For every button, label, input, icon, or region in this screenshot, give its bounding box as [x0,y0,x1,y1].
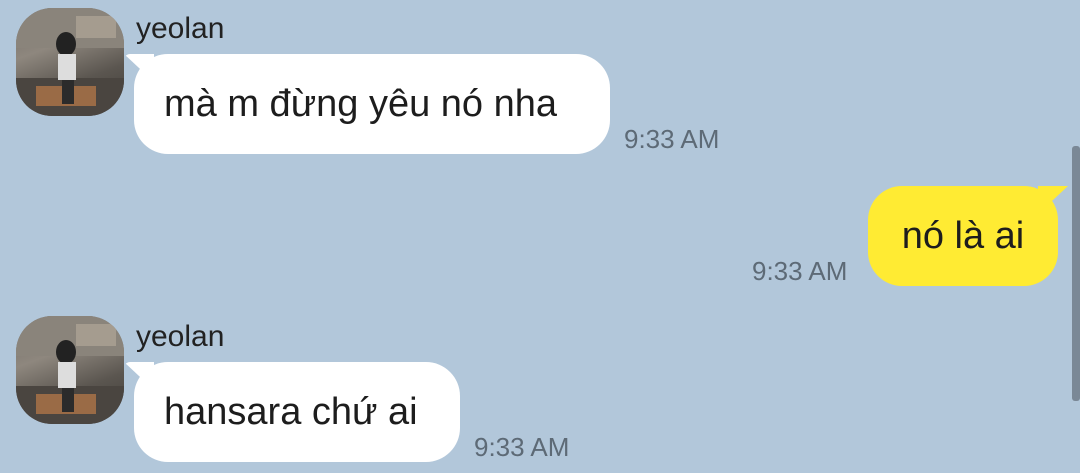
message-text: nó là ai [901,215,1025,257]
avatar-photo [16,8,124,116]
sender-name: yeolan [136,12,225,45]
scrollbar-thumb[interactable] [1072,146,1080,401]
chat-room: yeolan mà m đừng yêu nó nha 9:33 AM 9:33… [0,0,1080,473]
message-timestamp: 9:33 AM [752,256,848,286]
avatar[interactable] [16,316,124,424]
message-text: mà m đừng yêu nó nha [164,83,558,125]
incoming-message-bubble[interactable]: mà m đừng yêu nó nha [134,54,610,154]
outgoing-message-bubble[interactable]: nó là ai [868,186,1058,286]
message-text: hansara chứ ai [164,391,418,433]
message-timestamp: 9:33 AM [624,124,720,154]
incoming-message-bubble[interactable]: hansara chứ ai [134,362,460,462]
sender-name: yeolan [136,320,225,353]
avatar[interactable] [16,8,124,116]
message-timestamp: 9:33 AM [474,432,570,462]
avatar-photo [16,316,124,424]
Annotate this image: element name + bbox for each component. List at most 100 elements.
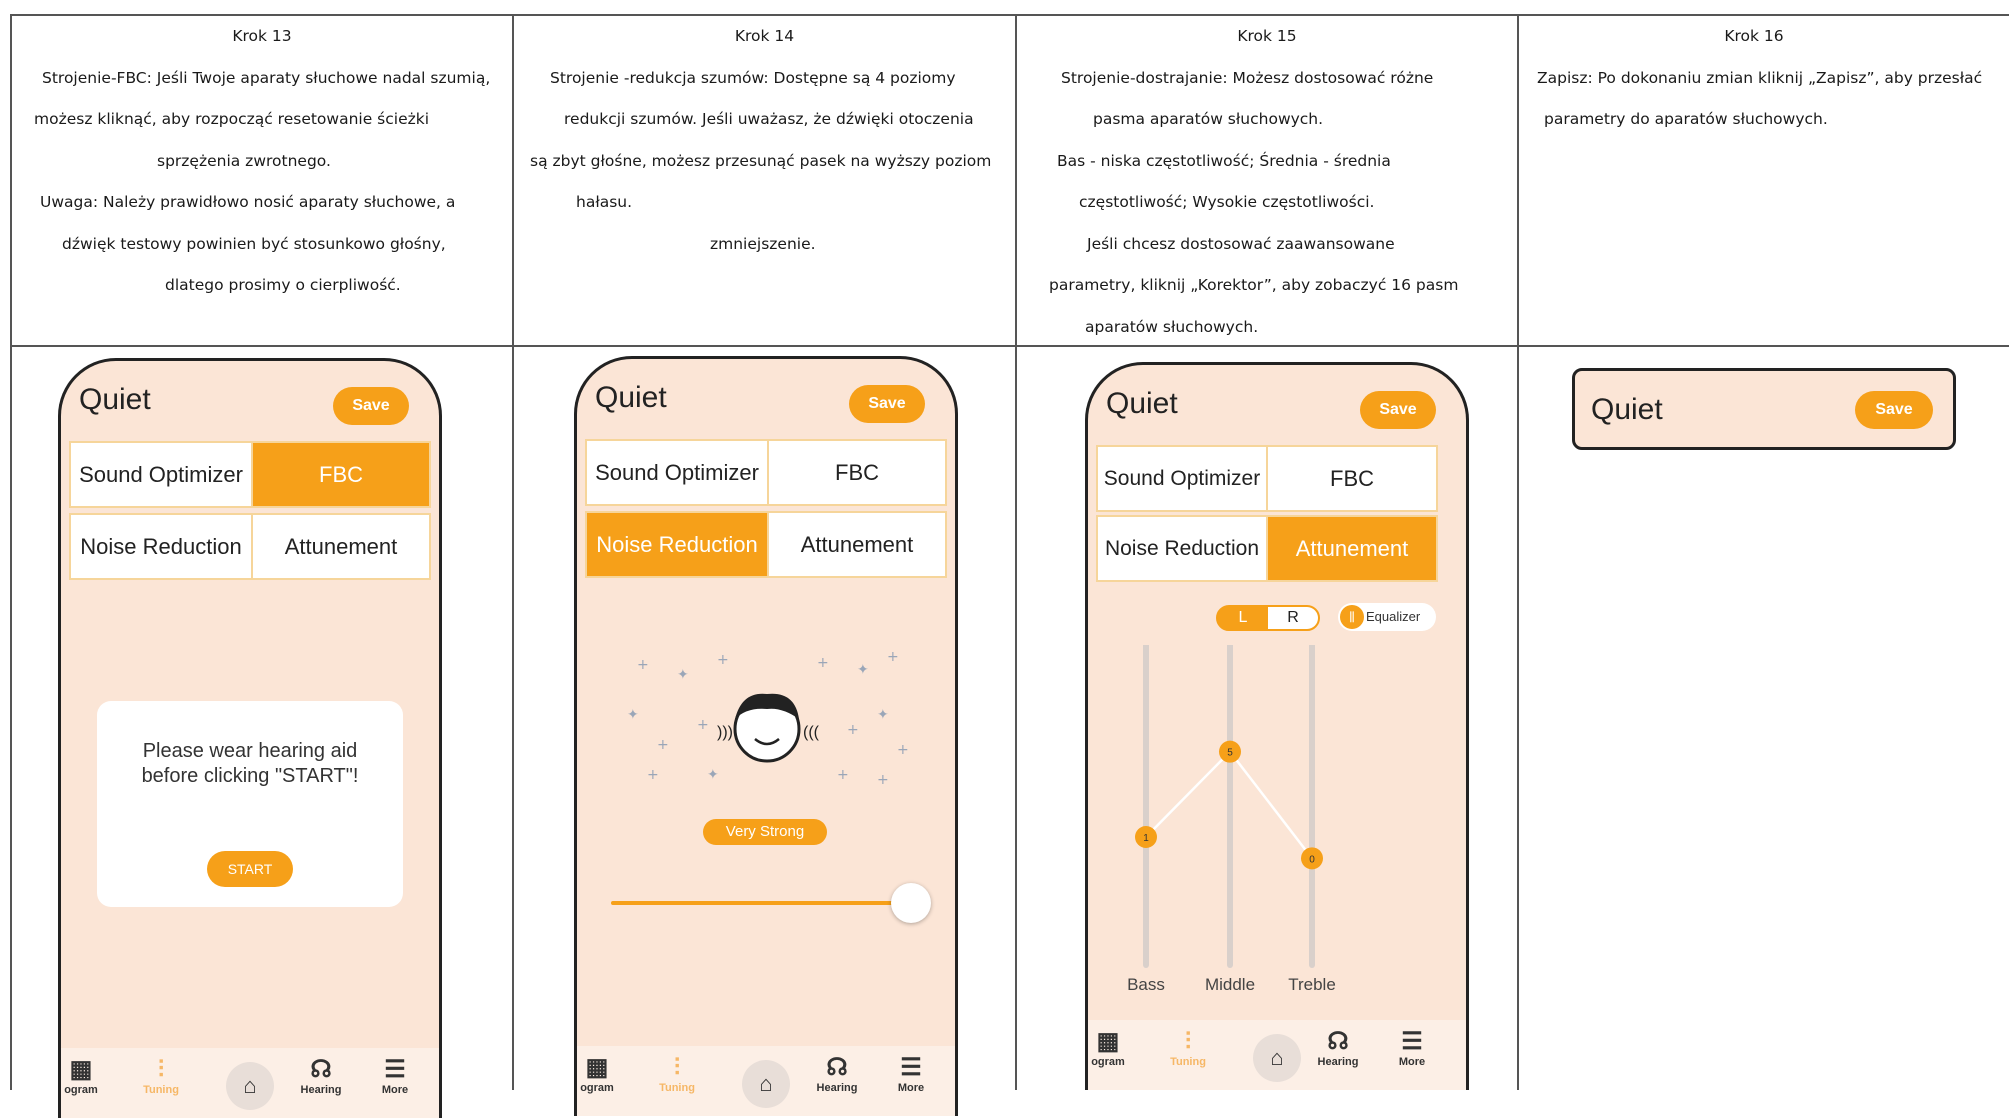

· · · ·

» Task brief
Reproduce each item above word for word, omitting the pictures.

» Task output
For every button, label, input, icon, or region in this screenshot, give its bounding box as [x0,y0,x1,y1].
message-text: nó là ai [901,215,1025,257]
avatar-photo [16,8,124,116]
sender-name: yeolan [136,12,225,45]
scrollbar-thumb[interactable] [1072,146,1080,401]
chat-room: yeolan mà m đừng yêu nó nha 9:33 AM 9:33… [0,0,1080,473]
message-timestamp: 9:33 AM [752,256,848,286]
avatar[interactable] [16,316,124,424]
message-text: mà m đừng yêu nó nha [164,83,558,125]
incoming-message-bubble[interactable]: mà m đừng yêu nó nha [134,54,610,154]
outgoing-message-bubble[interactable]: nó là ai [868,186,1058,286]
message-text: hansara chứ ai [164,391,418,433]
message-timestamp: 9:33 AM [624,124,720,154]
incoming-message-bubble[interactable]: hansara chứ ai [134,362,460,462]
sender-name: yeolan [136,320,225,353]
avatar[interactable] [16,8,124,116]
message-timestamp: 9:33 AM [474,432,570,462]
avatar-photo [16,316,124,424]
Annotate this image: element name + bbox for each component. List at most 100 elements.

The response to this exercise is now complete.